TASK REQUIREMENTS — Return each line holding the string "this".
>> Begin
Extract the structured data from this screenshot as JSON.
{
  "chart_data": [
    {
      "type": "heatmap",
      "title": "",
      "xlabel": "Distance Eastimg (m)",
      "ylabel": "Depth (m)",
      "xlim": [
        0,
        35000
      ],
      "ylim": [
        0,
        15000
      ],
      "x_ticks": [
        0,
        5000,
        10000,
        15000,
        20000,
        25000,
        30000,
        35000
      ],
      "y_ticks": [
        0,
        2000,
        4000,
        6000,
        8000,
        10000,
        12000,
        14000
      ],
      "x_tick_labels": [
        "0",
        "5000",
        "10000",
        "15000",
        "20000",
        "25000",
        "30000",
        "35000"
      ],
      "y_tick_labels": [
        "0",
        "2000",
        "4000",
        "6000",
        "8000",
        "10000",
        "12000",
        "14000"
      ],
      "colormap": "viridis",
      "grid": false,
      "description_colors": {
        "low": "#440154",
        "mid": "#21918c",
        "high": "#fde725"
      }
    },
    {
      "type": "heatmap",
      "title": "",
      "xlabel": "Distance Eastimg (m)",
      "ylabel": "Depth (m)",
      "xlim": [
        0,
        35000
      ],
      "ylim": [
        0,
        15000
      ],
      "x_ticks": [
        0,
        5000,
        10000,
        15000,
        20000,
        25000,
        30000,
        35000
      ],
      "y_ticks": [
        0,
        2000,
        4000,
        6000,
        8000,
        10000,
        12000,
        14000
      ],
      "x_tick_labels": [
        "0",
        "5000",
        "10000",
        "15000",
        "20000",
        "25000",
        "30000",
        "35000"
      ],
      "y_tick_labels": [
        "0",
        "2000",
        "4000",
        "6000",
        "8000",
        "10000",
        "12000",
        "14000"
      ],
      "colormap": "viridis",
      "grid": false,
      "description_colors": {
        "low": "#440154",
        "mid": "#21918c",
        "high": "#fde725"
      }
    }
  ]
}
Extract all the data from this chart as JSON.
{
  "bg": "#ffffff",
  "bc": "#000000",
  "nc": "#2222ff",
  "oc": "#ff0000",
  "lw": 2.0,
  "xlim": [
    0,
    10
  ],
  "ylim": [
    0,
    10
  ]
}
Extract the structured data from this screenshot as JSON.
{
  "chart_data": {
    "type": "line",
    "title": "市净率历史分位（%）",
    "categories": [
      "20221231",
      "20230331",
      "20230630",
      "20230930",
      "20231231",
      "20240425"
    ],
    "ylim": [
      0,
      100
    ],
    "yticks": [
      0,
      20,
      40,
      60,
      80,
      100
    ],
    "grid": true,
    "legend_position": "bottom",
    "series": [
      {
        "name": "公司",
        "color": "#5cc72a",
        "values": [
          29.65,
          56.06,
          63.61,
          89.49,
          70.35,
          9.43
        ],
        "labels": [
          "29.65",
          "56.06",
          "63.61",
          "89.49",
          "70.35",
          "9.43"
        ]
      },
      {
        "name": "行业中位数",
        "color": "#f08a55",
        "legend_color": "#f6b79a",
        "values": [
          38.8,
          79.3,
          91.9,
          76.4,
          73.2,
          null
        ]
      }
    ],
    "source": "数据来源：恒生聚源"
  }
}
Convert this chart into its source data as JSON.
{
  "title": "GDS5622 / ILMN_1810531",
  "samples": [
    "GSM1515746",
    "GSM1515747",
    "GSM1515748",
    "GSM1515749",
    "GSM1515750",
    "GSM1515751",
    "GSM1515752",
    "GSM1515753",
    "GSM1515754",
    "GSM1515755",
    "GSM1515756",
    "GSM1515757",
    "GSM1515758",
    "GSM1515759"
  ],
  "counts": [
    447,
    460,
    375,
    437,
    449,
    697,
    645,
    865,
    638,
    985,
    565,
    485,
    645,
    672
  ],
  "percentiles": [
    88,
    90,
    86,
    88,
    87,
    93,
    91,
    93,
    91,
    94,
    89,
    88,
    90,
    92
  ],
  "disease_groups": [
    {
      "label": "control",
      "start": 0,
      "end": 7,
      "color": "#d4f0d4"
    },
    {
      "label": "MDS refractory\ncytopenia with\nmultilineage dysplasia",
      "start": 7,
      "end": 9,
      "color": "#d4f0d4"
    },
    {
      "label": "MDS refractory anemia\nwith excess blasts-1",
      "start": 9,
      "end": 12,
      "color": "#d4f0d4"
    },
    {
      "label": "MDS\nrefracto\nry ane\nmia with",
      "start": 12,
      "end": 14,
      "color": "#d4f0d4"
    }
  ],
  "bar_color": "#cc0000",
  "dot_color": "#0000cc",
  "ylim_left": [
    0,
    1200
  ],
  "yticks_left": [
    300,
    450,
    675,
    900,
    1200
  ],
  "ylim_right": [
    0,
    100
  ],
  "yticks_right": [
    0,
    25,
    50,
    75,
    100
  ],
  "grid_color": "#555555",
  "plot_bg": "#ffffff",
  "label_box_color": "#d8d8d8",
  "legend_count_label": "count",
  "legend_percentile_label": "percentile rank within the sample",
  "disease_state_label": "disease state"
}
>> End
EXERCISE SOLUTION —
Extract the structured data from this screenshot as JSON.
Extract all the data from this chart as JSON.
Extract the structured data from this screenshot as JSON.
Convert this chart into its source data as JSON.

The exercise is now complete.